* PROBLEMS
1: Format the records as a numbered list, omitting blank lines, starting with the line that contains "legend-label: XX2 Tsys21.30" and going on through the line that contains "y-tick-label: 0.2 <box>70 161 94 179</box>".
2: Continue the post about hosting a Mathematica bug list from the point where it stops.

* EXTRACT

——————

Well, we have to decide were are we going to host it. I have not
properly investigated these possibilities yet, but I am thinking about
one of the following two:

http://code.google.com/
http://www.mathematica-users.org/

~Maris Ozols~

p.s. After my post "Maintaining a Mathematica bug list" I got an
e-mail from WRI (regarding the bugs I mentioned). I sent a replay with
the following questions:

> Thus, I would be very happy if you could comment on the WRI plans on
>
> (1) making Mathematica bug information more publicly available and
> (2) improving the communication between Mathematica users and WRI, and
> also among the users themselves.
>
> I promise that I won't disclose your answers if you intend so.

I would really like to know their plans (but I promised that I will
not disclose them) before we decide to set up our own bug list -- who
knows, maybe next day they start an official one. I'm still waiting
for the reply...

——————

* EXTRACTED RECORDS
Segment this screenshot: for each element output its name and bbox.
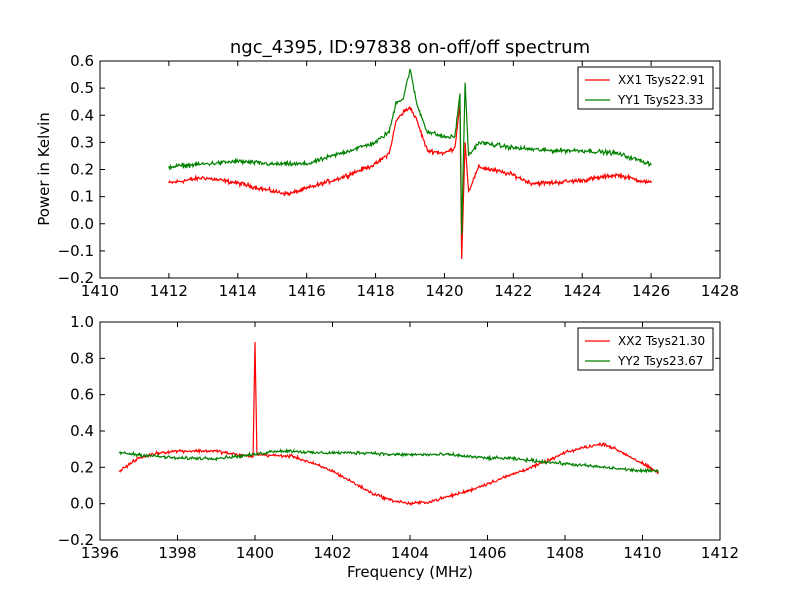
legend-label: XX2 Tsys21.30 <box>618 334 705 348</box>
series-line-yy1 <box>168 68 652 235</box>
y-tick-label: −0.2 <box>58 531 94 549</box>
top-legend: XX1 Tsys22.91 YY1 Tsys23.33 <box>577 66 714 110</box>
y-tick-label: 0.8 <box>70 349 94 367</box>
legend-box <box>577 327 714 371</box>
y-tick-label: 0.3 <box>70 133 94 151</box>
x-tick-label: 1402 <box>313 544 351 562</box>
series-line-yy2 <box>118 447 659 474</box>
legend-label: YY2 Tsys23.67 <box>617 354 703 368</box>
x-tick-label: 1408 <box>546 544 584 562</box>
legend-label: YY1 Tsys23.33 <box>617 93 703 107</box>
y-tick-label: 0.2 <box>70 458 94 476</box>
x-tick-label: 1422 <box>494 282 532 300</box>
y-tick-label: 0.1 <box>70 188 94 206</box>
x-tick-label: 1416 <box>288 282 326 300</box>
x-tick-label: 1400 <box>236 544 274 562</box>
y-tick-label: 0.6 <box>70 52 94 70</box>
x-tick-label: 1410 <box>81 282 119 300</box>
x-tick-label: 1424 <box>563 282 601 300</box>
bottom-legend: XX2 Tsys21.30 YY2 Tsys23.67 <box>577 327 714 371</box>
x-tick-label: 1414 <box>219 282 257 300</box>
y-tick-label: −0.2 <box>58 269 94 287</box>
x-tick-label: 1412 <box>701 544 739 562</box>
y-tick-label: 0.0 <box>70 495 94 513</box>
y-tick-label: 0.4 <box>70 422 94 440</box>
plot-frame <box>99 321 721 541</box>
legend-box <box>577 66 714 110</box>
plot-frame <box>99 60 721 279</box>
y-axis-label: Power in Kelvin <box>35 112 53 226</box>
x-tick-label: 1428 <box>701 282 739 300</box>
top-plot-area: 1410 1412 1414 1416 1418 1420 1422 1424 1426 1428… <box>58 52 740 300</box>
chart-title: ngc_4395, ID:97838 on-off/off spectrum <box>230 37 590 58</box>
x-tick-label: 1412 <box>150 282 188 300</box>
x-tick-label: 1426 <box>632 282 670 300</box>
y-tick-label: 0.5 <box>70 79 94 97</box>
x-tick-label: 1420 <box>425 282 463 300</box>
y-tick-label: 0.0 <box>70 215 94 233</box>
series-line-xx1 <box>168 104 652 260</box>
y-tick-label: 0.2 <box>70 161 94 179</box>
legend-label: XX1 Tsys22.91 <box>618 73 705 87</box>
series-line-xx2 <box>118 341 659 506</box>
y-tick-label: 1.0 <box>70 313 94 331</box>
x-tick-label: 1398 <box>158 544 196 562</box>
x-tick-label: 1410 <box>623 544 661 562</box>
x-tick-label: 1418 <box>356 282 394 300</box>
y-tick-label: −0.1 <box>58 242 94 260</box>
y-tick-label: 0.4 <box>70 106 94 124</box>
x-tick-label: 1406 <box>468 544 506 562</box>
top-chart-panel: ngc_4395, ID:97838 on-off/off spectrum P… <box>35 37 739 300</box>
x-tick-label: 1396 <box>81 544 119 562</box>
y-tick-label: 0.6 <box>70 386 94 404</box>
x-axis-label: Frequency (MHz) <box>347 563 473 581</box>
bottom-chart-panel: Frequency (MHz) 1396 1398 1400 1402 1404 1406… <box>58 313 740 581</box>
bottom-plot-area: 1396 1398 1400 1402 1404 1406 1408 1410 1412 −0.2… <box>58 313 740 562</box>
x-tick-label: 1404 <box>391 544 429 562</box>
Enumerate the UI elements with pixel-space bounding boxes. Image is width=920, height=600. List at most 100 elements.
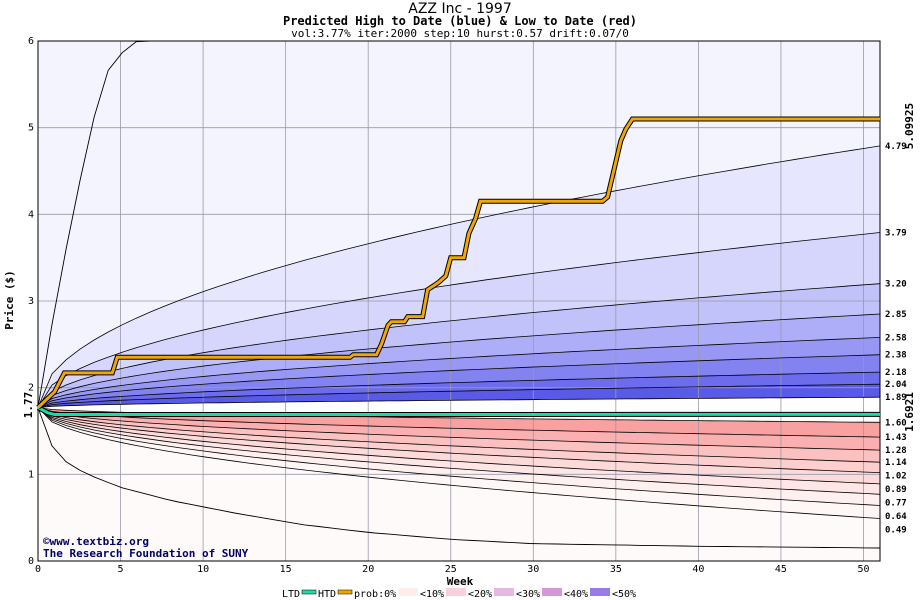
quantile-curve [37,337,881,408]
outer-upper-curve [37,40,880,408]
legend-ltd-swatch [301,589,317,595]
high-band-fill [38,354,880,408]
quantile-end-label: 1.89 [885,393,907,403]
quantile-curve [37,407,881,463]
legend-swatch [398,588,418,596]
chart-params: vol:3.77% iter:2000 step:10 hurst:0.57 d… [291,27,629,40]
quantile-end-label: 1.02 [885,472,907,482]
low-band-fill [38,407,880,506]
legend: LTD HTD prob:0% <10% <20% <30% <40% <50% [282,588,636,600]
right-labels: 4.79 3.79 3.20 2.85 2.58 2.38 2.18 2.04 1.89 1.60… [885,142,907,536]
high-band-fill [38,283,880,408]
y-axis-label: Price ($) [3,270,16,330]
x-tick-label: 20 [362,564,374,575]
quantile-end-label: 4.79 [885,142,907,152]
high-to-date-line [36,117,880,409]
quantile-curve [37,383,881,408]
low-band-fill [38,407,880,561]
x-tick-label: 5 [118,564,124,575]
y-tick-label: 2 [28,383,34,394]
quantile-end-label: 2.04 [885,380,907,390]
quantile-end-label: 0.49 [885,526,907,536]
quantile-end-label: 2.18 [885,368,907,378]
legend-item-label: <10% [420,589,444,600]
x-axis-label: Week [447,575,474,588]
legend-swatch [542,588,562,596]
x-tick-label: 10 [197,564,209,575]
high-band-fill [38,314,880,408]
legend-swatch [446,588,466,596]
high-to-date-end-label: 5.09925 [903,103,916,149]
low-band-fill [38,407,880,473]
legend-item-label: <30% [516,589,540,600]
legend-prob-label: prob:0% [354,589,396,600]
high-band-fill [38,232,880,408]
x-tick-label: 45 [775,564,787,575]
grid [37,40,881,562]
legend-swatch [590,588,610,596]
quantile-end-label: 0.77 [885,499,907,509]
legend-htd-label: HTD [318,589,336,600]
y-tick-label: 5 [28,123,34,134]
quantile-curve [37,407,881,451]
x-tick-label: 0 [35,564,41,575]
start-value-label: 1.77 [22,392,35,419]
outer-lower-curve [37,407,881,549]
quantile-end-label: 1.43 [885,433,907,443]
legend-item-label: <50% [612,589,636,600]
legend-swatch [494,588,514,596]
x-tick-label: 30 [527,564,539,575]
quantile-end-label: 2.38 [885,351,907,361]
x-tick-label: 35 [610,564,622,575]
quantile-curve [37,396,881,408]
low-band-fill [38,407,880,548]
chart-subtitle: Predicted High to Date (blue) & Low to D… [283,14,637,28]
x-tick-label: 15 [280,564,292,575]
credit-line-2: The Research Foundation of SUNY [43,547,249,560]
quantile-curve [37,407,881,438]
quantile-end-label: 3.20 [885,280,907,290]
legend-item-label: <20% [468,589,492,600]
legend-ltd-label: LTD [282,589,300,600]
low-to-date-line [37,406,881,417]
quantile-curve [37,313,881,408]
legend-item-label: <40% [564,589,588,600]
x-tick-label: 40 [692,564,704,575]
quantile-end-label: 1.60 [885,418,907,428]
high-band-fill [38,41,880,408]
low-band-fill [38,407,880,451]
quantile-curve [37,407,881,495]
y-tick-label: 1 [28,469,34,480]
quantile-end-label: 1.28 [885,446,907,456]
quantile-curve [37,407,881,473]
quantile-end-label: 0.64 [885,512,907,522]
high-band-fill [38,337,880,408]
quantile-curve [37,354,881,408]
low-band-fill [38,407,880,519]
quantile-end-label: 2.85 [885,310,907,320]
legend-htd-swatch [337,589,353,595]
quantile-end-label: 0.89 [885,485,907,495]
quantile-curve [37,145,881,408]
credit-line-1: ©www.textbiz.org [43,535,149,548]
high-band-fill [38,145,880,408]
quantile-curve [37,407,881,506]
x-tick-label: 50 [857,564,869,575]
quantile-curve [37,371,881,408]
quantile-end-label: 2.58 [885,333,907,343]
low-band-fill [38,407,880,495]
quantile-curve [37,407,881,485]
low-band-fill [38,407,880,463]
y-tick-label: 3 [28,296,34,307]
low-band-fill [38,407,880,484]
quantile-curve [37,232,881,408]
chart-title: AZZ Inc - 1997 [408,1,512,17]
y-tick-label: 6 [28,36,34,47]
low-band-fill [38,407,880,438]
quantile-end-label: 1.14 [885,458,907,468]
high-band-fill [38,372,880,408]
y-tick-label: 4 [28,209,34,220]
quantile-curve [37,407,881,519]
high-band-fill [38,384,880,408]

——————

* EXERCISE RESULTS
1:
1. legend-label: XX2 Tsys21.30 <box>618 334 705 348</box>
2. series-line-yy1 <box>168 68 652 235</box>
3. y-tick-label: −0.2 <box>58 531 94 549</box>
4. top-legend: XX1 Tsys22.91 YY1 Tsys23.33 <box>577 66 714 110</box>
5. y-tick-label: 0.8 <box>70 349 94 367</box>
6. legend-box <box>577 327 714 371</box>
7. y-tick-label: 0.3 <box>70 133 94 151</box>
8. x-tick-label: 1402 <box>313 544 351 562</box>
9. series-line-yy2 <box>118 447 659 474</box>
10. legend-label: YY2 Tsys23.67 <box>617 354 703 368</box>
11. x-tick-label: 1408 <box>546 544 584 562</box>
12. legend-label: YY1 Tsys23.33 <box>617 93 703 107</box>
13. y-tick-label: 0.2 <box>70 458 94 476</box>
14. x-tick-label: 1422 <box>494 282 532 300</box>
15. y-tick-label: 0.1 <box>70 188 94 206</box>
16. x-tick-label: 1416 <box>288 282 326 300</box>
17. x-tick-label: 1400 <box>236 544 274 562</box>
18. y-tick-label: 0.6 <box>70 52 94 70</box>
19. x-tick-label: 1410 <box>81 282 119 300</box>
20. x-tick-label: 1424 <box>563 282 601 300</box>
21. bottom-legend: XX2 Tsys21.30 YY2 Tsys23.67 <box>577 327 714 371</box>
22. x-tick-label: 1414 <box>219 282 257 300</box>
23. y-tick-label: −0.2 <box>58 269 94 287</box>
24. x-tick-label: 1412 <box>701 544 739 562</box>
25. y-tick-label: 0.0 <box>70 495 94 513</box>
26. y-tick-label: 0.4 <box>70 422 94 440</box>
27. plot-frame <box>99 321 721 541</box>
28. legend-box <box>577 66 714 110</box>
29. plot-frame <box>99 60 721 279</box>
30. y-axis-label: Power in Kelvin <box>35 112 53 226</box>
31. x-tick-label: 1428 <box>701 282 739 300</box>
32. top-plot-area: 1410 1412 1414 1416 1418 1420 1422 1424 1426 1428… <box>58 52 740 300</box>
33. chart-title: ngc_4395, ID:97838 on-off/off spectrum <box>230 37 590 58</box>
34. x-tick-label: 1412 <box>150 282 188 300</box>
35. x-tick-label: 1426 <box>632 282 670 300</box>
36. y-tick-label: 0.5 <box>70 79 94 97</box>
37. x-tick-label: 1420 <box>425 282 463 300</box>
38. y-tick-label: 0.0 <box>70 215 94 233</box>
39. series-line-xx1 <box>168 104 652 260</box>
40. y-tick-label: 0.2 <box>70 161 94 179</box>

2:
p.p.s. If anybody is still interested, the singular values of M are:
{44.4484, 44.4484, 27.0427, 17.7007, 8.90436, 8.90436}


On Sun, Mar 22, 2009 at 6:44 AM, ADL <alberto.dilullo at tiscali.it> wrote:
> Maris, I did the following computations also using the Rationalize
> version of your matrix:
>
> In[1]:= ClearAll[M, oM, MR, oMR];
>
> In[2]:= M = {...}; (* deleted from the post *)
>
> In[3]:= MR = Rationalize[M, 10^(-16)];
> oMR = Orthogonalize[MR];
>
> In[5]:= methods = {"GramSchmidt", "ModifiedGramSchmidt",
>   "Householder", "Reorthogonalization"};
>
> In[6]:= (oM[#] = Orthogonalize[M, Method -> #]) & /@ methods;
>
> In[7]:= MatrixRank[oMR]
>
> Out[7]= 6
>
> In[8]:= MatrixRank[oM[#]] & /@ methods
>
> Out[8]= {6,6,12,6}
>
> In[9]:= Chop@Max@Abs@(oM[#] - oMR) & /@ methods
>
> Out[9]= {0,0,1.23961912632296,0}
>
> In[10]:= $Version
>
> Out[10]= 7.0 for Microsoft Windows (32-bit) (February 18, 2009)
>
>
> >From this, I would say that the issue is not accuracy but the fact
> that "Householder" is not working properly. If it is a feature, it is
> a discount feature: you get 12 at the price of 6.
>
> What do you think about starting the famous "bugs and caveats" site
> with this post?
>
> ADL
>
>
>
>
> Maris Ozols ha scritto:
>
>> I have a large numeric matrix M (see below), whose rank is 6. Clearly,
>> the rank of Orthogonalize[M] must be the same (in particular, it
>> should not increase). However, if I execute the following code on my
>> matrix M:
>>
>> MatrixRank@M
>> MatrixRank@Orthogonalize[M]
>> MatrixRank@Orthogonalize[M,Method->"Householder"]
>>
>> I get 6, 6, and 12. So it appears to me that Householder's method has
>> doubled the rank of M. I am using Mathematica 7.0 in Linux.
>>
>> Is this a bug or a feature?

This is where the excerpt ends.